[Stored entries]
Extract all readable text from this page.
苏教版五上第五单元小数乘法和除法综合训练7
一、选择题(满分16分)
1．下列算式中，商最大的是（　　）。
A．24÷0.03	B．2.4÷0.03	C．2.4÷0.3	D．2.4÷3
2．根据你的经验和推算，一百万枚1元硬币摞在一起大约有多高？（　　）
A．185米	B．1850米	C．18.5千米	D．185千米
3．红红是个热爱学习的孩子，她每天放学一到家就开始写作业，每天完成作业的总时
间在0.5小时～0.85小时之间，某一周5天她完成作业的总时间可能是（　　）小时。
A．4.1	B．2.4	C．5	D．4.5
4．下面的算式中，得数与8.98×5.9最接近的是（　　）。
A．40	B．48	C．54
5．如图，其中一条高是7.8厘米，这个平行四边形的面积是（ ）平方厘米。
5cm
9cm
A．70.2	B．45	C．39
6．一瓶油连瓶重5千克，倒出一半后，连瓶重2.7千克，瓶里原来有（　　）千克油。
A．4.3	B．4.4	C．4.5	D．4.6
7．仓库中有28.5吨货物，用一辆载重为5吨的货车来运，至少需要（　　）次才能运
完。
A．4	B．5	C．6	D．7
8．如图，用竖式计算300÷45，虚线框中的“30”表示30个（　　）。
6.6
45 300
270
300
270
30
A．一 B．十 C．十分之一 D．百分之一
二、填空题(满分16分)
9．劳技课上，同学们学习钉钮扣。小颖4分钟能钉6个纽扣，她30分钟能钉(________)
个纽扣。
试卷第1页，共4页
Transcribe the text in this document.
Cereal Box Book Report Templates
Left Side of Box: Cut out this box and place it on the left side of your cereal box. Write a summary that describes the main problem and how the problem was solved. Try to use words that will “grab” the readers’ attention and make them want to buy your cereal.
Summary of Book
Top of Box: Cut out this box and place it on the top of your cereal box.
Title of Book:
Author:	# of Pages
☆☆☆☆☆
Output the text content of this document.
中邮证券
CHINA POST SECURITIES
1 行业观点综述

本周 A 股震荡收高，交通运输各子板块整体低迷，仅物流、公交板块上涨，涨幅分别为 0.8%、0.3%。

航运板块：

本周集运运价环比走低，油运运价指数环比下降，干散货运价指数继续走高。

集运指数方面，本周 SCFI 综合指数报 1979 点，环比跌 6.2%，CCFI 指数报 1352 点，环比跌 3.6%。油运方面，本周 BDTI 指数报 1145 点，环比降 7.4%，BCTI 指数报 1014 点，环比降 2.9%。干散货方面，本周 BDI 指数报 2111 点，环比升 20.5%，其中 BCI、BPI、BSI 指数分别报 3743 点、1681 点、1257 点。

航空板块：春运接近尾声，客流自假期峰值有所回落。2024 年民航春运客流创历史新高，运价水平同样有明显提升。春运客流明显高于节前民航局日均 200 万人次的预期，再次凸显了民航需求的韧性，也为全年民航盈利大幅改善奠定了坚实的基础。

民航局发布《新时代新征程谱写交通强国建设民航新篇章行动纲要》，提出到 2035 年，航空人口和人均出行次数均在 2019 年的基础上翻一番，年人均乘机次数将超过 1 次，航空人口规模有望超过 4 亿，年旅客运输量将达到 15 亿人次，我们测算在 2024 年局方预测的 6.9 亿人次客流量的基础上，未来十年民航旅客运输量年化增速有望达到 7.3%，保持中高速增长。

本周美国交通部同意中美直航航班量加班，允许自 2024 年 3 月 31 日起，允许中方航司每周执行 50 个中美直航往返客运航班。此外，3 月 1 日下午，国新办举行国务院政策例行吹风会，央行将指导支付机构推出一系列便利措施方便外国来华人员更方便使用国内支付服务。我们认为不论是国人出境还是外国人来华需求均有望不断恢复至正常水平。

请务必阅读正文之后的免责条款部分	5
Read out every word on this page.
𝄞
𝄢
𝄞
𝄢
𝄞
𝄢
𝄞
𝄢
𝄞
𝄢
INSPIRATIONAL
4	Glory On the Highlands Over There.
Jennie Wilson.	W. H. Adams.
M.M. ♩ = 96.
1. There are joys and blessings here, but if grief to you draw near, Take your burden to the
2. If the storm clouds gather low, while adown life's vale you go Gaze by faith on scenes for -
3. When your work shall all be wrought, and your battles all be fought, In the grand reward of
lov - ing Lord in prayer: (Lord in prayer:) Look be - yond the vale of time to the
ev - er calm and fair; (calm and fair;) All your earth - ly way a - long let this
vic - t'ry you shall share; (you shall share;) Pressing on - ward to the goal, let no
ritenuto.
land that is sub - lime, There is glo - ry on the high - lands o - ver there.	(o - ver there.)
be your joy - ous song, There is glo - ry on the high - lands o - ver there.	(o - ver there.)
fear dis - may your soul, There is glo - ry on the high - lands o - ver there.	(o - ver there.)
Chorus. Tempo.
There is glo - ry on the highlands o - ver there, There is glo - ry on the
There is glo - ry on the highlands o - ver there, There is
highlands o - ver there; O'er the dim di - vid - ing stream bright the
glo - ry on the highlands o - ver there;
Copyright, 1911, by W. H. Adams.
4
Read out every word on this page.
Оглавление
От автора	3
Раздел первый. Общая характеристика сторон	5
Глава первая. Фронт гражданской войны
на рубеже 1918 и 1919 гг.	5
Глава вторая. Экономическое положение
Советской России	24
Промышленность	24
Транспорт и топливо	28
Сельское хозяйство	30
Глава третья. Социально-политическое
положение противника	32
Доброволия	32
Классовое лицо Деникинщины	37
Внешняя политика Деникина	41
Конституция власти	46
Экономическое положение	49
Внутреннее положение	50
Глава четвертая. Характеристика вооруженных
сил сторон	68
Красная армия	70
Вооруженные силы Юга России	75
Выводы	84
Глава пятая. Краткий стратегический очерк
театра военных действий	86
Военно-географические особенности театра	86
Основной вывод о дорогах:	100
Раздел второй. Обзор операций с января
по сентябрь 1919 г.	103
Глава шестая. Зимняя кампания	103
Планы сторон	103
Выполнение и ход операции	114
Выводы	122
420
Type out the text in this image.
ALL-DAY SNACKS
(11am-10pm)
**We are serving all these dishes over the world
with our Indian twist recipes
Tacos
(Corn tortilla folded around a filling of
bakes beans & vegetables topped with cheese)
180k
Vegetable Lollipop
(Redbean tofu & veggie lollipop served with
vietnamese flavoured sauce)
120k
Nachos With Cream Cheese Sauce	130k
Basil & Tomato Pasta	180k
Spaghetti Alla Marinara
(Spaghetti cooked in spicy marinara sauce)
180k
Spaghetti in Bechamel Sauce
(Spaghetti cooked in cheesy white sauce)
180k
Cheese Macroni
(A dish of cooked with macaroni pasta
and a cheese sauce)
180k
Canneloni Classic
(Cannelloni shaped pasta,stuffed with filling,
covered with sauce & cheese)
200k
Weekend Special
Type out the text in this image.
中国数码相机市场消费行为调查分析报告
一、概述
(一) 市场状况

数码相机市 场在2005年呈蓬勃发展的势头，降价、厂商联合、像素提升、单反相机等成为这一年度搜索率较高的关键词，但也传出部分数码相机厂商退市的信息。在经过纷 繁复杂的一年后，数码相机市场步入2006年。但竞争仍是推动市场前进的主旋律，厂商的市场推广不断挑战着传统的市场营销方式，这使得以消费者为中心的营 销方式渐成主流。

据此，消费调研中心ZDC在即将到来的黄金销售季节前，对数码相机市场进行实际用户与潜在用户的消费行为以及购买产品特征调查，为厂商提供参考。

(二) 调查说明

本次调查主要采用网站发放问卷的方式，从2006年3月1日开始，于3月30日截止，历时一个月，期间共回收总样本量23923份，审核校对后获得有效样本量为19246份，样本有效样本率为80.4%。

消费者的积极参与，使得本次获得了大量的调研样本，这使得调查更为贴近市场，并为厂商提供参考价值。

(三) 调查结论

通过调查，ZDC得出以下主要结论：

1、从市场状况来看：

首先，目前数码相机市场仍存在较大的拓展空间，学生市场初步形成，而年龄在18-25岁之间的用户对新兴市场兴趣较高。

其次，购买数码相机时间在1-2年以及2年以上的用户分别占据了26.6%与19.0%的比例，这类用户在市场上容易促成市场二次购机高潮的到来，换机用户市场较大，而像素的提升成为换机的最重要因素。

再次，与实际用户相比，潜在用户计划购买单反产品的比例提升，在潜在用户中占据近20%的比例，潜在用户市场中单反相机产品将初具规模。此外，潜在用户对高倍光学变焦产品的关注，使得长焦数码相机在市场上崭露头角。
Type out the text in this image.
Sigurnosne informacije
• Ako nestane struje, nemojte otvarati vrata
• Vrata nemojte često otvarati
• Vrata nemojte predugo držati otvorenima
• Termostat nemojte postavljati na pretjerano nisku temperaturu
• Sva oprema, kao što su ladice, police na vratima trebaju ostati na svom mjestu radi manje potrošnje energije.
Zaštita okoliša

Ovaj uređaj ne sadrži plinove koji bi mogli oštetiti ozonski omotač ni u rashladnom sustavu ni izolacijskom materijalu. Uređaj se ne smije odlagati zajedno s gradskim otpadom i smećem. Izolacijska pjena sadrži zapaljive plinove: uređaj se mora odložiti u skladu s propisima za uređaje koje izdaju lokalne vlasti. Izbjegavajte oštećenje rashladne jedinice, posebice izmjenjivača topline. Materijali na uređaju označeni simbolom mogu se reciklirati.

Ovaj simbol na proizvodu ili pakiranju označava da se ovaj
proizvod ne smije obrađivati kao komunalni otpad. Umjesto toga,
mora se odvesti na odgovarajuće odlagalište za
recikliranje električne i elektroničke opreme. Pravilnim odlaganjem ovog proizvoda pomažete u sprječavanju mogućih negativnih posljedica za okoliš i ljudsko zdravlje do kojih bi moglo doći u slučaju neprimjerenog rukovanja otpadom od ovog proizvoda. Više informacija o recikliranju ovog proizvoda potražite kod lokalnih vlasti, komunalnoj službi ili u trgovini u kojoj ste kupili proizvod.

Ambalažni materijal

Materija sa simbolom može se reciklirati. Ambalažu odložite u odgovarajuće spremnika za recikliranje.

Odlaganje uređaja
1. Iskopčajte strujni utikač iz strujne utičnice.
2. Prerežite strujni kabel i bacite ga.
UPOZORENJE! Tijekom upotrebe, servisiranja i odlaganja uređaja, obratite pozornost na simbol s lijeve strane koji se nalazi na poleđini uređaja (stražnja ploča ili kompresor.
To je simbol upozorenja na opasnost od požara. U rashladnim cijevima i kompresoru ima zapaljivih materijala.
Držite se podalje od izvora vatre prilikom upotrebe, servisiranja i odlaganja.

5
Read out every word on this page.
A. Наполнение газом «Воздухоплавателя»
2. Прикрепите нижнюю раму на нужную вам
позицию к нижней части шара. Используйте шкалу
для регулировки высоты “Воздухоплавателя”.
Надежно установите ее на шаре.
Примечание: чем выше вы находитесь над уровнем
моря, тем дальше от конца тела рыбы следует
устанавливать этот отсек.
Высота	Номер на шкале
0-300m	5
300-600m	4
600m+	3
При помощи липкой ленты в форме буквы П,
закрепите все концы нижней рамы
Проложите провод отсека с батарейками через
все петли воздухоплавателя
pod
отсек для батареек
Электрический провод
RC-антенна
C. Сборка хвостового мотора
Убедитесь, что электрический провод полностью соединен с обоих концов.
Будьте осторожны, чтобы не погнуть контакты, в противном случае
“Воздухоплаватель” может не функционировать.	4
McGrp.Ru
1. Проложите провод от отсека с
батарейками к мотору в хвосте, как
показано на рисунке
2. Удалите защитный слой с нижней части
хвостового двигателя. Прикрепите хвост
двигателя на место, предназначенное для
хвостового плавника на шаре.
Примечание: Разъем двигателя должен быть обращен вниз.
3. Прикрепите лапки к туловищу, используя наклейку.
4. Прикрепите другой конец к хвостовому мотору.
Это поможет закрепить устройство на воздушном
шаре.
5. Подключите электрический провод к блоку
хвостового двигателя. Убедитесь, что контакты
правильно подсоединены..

* _GOAL OF THE EXERCISE_: Across the entries, how many lines contain "части"? Reply with the number only.

* _REPLY_: 2